From the data below, copy out every line in which the word "open" occurs.

Records contained in a dataset:
+---+
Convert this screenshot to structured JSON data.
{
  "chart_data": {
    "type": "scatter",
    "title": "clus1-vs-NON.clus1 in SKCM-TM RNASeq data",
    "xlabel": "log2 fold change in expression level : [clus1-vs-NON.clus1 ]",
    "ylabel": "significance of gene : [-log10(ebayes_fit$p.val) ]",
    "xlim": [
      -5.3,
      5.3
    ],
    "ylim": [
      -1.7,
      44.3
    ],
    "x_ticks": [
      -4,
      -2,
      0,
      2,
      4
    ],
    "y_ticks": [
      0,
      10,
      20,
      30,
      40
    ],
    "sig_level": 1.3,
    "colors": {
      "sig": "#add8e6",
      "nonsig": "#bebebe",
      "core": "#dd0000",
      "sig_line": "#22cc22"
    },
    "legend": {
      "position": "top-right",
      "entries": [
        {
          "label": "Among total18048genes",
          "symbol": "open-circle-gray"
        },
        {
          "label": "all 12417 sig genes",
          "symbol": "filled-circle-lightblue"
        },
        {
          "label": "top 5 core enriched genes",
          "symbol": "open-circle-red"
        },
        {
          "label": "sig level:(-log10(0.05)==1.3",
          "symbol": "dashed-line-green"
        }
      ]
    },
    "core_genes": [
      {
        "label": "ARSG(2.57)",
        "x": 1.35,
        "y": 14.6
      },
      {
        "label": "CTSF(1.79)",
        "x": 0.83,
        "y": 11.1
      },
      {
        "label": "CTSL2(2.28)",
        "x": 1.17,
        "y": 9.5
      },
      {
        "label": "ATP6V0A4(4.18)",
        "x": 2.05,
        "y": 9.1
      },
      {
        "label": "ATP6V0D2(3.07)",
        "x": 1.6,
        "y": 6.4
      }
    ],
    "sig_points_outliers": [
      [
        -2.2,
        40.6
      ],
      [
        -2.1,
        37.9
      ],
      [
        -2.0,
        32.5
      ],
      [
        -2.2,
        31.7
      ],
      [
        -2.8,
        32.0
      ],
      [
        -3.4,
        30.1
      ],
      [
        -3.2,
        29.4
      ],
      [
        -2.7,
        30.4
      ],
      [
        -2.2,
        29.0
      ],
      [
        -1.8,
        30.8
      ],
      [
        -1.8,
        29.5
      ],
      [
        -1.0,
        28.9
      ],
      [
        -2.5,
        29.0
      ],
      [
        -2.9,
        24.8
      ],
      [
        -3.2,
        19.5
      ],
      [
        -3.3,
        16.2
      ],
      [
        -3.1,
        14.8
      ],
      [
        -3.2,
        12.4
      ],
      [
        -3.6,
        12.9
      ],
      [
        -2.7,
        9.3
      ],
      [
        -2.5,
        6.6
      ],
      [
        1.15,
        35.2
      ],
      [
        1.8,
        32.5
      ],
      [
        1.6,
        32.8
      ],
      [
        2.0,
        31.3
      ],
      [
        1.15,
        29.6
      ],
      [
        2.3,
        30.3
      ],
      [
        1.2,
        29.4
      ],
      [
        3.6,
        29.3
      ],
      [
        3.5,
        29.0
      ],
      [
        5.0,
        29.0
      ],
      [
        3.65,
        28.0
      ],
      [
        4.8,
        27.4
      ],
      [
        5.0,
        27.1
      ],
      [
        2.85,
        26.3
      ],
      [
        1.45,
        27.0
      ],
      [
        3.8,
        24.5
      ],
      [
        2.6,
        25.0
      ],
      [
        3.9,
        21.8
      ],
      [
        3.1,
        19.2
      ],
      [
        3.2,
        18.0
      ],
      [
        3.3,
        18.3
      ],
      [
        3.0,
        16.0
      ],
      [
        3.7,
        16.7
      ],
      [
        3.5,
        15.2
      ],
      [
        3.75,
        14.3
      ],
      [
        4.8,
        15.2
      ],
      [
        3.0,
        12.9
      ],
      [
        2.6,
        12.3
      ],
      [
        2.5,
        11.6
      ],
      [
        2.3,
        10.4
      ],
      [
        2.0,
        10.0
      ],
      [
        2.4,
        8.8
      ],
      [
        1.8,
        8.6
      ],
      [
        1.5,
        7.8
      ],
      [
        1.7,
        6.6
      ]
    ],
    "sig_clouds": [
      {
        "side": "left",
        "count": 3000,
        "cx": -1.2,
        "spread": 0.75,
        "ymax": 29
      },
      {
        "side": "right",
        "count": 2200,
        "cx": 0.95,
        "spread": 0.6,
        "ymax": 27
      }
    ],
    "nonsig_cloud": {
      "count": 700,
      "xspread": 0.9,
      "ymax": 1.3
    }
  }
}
+---+
EXERCISE SOLUTION:
          "symbol": "open-circle-gray"
          "symbol": "open-circle-red"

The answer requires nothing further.